## begin Input for this task

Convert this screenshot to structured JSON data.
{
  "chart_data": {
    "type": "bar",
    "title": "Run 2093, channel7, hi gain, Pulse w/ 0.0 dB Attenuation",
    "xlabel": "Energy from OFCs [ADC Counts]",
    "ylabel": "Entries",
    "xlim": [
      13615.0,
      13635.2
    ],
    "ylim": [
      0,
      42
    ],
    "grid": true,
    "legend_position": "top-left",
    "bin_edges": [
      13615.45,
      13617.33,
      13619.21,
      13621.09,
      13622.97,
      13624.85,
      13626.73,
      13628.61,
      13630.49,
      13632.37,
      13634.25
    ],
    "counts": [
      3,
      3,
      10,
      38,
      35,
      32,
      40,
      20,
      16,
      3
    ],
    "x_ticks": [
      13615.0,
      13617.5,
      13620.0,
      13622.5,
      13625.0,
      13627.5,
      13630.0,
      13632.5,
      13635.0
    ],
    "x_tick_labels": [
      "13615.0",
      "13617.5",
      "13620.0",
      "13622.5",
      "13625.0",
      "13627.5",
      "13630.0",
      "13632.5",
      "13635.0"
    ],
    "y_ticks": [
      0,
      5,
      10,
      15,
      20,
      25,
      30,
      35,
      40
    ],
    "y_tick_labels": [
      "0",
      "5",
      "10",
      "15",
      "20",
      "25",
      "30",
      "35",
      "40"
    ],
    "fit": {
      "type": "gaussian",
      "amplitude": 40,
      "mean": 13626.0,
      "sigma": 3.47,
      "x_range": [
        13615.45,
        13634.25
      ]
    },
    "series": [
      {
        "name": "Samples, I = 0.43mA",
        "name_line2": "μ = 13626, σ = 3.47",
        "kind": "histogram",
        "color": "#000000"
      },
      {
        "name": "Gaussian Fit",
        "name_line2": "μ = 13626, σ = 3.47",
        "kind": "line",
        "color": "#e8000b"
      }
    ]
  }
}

## end Input for this task
## begin Input for this task

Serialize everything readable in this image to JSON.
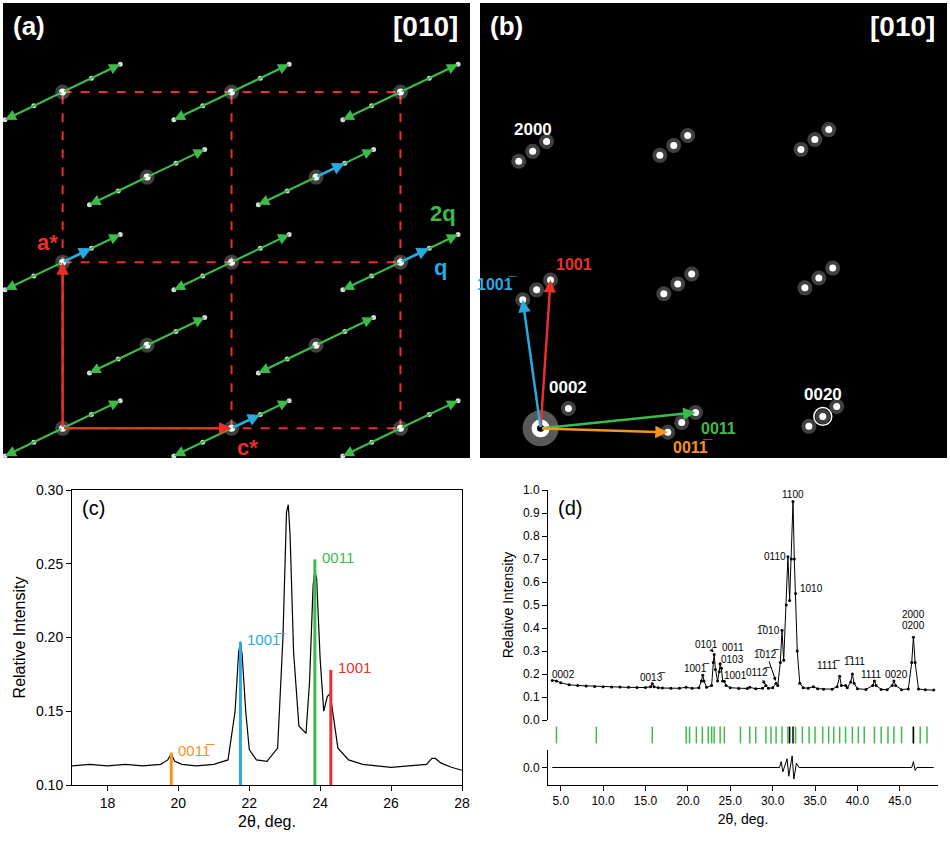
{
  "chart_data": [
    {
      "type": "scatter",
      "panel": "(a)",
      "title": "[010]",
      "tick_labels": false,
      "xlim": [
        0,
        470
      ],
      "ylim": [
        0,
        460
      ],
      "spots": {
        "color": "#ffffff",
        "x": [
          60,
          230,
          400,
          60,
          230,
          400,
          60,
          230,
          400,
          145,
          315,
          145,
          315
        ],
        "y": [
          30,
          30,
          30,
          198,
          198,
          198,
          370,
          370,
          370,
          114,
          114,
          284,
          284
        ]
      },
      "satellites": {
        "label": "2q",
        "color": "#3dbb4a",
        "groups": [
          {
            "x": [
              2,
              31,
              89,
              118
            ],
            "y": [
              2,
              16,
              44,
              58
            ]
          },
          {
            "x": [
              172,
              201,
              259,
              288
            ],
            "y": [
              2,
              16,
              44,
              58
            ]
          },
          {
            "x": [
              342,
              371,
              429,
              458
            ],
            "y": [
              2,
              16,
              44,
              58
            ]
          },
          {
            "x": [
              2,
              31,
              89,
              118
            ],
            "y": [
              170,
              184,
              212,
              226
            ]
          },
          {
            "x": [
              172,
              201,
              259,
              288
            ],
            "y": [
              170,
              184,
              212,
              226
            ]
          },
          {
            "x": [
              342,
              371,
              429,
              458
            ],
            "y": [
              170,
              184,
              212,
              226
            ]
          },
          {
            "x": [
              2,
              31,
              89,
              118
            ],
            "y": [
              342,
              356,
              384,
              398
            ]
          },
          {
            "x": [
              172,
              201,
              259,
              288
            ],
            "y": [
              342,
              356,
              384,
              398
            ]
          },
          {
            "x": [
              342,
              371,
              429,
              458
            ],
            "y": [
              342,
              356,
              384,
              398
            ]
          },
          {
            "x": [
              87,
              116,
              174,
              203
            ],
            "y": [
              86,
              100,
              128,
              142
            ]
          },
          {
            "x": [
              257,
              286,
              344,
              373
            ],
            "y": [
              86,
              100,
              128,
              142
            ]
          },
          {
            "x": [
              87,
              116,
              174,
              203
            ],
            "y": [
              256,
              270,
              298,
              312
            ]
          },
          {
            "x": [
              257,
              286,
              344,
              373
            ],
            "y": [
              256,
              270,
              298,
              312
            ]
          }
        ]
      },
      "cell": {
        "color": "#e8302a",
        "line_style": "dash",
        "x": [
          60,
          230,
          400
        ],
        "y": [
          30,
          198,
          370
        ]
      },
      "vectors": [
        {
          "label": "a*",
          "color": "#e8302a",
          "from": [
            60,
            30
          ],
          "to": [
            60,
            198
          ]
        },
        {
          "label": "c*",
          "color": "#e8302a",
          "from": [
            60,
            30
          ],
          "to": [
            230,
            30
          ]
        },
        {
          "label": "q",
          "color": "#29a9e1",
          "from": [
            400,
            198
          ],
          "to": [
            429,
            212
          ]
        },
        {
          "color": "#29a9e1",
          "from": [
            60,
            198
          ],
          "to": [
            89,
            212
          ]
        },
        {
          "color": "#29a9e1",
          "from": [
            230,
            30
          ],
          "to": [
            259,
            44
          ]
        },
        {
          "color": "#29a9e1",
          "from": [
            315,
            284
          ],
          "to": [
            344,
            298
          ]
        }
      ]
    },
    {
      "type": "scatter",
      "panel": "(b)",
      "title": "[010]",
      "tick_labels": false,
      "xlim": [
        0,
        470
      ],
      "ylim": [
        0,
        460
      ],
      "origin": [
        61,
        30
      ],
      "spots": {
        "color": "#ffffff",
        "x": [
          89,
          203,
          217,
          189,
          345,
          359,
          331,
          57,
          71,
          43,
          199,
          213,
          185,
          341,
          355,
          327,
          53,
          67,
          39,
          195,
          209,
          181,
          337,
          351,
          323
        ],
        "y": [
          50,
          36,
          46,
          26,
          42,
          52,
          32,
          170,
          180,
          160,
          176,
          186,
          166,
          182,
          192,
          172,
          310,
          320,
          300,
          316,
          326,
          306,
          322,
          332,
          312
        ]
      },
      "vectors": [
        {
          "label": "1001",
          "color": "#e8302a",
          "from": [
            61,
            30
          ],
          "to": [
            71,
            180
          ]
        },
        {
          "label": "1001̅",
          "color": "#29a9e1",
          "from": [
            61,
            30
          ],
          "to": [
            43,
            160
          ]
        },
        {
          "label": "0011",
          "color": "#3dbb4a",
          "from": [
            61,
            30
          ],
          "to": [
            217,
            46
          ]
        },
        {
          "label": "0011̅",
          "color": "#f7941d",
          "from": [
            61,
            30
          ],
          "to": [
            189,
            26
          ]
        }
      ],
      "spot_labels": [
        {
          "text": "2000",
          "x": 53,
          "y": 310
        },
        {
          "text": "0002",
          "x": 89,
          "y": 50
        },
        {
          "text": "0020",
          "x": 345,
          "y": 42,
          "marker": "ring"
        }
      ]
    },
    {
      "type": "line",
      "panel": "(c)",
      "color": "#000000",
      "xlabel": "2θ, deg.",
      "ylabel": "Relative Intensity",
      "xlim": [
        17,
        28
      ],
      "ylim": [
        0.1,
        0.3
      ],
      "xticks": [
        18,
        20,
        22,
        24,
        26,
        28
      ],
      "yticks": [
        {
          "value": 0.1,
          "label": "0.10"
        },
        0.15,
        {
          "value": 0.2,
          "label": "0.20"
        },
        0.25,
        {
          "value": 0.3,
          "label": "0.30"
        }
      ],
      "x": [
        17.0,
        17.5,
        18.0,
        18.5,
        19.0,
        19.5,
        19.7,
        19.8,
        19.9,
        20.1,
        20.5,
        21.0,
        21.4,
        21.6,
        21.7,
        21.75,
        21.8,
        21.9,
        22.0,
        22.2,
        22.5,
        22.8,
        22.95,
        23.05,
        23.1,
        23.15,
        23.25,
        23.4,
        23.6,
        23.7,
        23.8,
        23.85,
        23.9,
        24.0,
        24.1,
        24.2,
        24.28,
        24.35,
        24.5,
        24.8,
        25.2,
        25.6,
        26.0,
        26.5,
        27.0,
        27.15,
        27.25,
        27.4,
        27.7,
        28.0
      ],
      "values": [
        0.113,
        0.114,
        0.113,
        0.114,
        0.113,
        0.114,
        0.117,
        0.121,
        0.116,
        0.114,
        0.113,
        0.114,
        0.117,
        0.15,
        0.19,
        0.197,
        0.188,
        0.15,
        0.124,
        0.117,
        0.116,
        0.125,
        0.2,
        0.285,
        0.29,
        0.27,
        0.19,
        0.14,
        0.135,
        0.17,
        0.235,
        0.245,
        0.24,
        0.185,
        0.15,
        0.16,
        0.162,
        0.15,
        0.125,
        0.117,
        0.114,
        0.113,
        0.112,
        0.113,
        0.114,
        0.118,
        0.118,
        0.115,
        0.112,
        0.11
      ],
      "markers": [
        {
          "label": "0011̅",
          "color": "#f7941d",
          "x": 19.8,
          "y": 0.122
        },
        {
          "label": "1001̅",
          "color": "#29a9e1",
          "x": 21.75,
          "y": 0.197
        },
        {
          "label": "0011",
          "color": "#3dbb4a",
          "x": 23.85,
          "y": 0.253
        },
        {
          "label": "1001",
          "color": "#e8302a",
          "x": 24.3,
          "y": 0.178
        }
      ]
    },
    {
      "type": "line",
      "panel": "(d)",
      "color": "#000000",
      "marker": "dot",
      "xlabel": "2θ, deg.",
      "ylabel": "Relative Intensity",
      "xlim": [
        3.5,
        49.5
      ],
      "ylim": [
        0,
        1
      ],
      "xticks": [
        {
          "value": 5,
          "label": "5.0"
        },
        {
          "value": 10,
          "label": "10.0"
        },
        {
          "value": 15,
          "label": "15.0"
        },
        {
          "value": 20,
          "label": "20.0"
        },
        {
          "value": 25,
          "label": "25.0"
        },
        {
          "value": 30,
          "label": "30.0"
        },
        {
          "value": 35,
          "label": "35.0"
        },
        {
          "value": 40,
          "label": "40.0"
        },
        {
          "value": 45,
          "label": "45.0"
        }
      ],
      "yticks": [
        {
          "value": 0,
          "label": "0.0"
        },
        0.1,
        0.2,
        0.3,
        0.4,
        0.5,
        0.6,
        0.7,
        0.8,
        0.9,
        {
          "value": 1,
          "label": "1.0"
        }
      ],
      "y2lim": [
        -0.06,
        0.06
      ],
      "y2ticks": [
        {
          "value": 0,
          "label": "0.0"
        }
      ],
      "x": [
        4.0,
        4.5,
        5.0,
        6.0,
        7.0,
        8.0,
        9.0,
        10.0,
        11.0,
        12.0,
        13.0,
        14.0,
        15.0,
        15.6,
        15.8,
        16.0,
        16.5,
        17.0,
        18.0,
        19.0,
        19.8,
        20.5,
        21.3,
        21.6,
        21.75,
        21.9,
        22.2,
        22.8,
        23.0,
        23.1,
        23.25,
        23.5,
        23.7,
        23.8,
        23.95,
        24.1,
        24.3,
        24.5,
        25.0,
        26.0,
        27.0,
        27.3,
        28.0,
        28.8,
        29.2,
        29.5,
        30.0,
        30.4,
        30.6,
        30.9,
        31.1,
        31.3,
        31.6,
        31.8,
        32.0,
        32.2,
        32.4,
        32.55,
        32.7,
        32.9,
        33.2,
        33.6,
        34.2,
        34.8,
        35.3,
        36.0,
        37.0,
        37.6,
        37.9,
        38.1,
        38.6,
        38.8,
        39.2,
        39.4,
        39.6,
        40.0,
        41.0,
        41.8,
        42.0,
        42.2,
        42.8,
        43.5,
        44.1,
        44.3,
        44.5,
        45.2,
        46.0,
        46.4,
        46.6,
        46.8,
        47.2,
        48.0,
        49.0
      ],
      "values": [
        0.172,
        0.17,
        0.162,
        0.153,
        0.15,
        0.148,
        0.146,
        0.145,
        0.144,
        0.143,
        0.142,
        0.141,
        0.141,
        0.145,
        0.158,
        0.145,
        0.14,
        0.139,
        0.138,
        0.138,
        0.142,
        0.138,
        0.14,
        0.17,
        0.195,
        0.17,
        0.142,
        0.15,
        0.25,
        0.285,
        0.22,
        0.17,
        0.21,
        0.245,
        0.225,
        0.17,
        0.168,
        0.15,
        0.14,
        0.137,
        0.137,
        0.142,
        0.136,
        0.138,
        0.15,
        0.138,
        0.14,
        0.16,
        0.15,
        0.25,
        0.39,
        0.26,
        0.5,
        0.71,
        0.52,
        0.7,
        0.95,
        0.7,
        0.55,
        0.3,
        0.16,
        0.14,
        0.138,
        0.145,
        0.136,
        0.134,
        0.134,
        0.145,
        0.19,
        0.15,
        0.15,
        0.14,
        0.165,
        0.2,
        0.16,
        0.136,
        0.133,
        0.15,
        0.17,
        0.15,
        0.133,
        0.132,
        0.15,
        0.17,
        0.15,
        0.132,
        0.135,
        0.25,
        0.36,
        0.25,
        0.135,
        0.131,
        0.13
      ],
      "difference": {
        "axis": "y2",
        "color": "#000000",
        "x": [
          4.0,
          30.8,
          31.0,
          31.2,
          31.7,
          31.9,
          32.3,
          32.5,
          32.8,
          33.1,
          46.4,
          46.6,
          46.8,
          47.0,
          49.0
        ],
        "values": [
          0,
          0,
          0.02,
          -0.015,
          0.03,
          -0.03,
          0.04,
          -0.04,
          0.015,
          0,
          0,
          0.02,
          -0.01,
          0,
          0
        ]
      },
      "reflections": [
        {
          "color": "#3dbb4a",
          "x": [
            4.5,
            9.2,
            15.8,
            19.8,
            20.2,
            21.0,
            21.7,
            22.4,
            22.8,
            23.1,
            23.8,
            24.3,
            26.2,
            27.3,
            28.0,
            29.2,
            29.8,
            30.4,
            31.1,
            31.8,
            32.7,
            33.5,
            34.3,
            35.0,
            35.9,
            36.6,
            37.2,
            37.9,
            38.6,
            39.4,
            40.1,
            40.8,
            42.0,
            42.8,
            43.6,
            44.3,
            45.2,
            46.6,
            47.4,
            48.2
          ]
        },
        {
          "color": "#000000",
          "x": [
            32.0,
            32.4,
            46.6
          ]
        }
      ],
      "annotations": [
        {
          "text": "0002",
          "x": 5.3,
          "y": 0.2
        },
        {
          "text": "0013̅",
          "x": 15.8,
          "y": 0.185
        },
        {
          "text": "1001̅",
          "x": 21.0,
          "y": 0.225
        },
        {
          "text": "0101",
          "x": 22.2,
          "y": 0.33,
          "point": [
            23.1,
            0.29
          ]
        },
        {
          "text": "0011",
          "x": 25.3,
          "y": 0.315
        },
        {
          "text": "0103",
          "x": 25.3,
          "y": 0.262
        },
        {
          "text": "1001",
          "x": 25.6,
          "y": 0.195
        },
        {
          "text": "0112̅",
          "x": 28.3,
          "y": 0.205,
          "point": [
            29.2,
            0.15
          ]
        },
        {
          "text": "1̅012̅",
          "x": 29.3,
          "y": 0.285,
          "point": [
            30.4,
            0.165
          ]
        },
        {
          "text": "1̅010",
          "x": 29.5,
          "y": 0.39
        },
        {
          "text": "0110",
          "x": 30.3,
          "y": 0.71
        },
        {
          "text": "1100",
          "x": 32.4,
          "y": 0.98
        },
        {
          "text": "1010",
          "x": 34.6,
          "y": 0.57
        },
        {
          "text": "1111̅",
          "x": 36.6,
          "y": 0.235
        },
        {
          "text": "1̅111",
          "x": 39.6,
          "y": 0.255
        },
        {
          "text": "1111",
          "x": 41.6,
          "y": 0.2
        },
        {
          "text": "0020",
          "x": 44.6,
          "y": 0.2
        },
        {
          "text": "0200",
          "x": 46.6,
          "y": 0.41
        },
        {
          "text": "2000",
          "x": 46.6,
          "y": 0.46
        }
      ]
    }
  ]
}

## end Input for this task

Copy out all lines where the word "JSON" appears.

Convert this screenshot to structured JSON data.
Serialize everything readable in this image to JSON.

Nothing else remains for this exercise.